Which lines in the records below contain the word "Properties"? Copy each one out.
:: Exercise data
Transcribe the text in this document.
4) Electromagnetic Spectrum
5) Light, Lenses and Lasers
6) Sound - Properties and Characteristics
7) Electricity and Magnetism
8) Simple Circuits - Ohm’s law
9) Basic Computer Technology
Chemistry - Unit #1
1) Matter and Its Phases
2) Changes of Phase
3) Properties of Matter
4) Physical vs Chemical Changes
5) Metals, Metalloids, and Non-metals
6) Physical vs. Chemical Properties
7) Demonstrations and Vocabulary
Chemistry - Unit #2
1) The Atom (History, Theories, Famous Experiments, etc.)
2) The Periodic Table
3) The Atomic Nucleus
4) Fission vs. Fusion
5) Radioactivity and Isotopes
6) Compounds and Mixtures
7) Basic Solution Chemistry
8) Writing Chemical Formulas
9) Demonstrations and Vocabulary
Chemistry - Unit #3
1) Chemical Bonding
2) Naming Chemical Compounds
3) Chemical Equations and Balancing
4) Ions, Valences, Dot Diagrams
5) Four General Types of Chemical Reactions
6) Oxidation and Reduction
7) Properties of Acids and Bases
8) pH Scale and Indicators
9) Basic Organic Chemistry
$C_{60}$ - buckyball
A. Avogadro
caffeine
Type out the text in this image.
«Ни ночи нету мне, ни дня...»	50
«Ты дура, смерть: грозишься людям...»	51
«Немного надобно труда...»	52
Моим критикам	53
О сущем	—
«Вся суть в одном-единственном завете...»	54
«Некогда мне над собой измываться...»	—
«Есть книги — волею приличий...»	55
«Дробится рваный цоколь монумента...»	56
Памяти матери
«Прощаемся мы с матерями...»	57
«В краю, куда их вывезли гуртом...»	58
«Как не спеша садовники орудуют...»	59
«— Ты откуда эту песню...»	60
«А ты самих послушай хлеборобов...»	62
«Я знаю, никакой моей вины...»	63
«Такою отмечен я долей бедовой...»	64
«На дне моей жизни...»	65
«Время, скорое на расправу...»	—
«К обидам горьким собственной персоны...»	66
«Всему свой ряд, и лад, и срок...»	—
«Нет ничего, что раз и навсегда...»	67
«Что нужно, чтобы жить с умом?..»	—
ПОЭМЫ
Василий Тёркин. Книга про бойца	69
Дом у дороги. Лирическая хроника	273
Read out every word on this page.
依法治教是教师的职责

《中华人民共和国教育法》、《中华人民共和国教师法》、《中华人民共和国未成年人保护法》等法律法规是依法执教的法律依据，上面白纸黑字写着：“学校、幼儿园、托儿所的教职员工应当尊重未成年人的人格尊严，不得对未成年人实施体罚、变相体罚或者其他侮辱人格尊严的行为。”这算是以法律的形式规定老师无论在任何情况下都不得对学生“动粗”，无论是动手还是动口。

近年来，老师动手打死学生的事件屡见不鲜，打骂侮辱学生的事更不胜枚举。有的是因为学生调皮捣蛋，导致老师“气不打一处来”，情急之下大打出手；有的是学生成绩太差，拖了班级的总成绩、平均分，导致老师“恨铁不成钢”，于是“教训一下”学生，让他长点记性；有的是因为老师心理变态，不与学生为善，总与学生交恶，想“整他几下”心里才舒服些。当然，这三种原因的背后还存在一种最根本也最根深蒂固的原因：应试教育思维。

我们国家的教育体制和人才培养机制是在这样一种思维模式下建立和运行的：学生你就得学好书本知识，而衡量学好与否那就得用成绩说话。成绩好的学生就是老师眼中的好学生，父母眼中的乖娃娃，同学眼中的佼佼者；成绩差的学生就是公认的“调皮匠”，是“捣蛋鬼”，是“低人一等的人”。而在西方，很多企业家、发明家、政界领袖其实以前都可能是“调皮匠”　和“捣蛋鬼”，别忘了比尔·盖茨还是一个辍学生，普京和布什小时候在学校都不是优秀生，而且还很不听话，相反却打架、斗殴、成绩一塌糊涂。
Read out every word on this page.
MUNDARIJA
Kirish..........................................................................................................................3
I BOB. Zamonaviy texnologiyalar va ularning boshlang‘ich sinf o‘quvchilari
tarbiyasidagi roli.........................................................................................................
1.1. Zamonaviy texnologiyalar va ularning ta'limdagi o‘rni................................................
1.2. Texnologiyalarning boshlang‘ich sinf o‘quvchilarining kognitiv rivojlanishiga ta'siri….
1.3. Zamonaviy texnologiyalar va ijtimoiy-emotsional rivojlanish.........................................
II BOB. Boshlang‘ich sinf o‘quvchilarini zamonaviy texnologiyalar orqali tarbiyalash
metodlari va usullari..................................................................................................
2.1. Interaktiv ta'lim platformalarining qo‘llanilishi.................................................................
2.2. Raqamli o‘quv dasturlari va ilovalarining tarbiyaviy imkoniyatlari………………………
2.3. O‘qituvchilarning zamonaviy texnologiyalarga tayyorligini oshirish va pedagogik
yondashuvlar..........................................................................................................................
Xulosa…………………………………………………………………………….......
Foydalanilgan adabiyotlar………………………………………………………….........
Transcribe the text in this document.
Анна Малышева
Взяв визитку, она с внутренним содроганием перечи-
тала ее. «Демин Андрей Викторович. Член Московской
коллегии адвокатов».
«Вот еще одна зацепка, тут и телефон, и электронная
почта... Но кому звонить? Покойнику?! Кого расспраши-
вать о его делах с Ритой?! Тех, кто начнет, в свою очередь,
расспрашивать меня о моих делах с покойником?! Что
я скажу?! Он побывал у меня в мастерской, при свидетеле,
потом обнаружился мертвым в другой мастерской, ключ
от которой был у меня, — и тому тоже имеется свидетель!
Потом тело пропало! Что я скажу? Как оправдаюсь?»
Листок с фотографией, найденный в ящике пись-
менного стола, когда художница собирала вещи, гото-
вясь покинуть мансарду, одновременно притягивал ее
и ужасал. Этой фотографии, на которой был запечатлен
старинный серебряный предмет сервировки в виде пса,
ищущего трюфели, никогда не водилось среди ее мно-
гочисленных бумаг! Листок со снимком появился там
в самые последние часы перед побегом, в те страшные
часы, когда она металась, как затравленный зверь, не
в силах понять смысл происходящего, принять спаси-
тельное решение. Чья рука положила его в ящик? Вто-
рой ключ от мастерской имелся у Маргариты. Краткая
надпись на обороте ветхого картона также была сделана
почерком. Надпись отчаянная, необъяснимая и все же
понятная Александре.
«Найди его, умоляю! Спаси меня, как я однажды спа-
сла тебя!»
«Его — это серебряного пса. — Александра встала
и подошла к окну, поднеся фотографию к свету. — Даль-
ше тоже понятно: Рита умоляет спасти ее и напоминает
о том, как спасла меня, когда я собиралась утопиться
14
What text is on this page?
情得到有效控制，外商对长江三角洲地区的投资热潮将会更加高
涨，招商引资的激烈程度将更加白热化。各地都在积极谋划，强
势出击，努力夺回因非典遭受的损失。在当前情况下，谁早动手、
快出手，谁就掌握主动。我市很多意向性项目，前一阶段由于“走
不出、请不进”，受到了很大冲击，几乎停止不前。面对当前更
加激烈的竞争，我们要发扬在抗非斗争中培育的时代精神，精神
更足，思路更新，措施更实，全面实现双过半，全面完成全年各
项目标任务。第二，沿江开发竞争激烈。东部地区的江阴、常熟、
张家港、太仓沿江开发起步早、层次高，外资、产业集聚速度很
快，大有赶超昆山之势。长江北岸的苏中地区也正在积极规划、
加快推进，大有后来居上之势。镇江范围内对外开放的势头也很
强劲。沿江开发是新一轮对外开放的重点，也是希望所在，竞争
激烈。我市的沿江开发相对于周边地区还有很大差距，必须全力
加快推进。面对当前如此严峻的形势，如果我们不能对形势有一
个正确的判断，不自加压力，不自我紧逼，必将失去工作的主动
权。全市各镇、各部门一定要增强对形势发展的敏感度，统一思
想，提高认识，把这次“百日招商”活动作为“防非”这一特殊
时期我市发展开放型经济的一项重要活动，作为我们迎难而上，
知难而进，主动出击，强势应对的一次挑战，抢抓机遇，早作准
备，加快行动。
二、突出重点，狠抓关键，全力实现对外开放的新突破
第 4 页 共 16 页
::::
◆ Expected answer ◆
6) Sound - Properties and Characteristics
3) Properties of Matter
6) Physical vs. Chemical Properties
7) Properties of Acids and Bases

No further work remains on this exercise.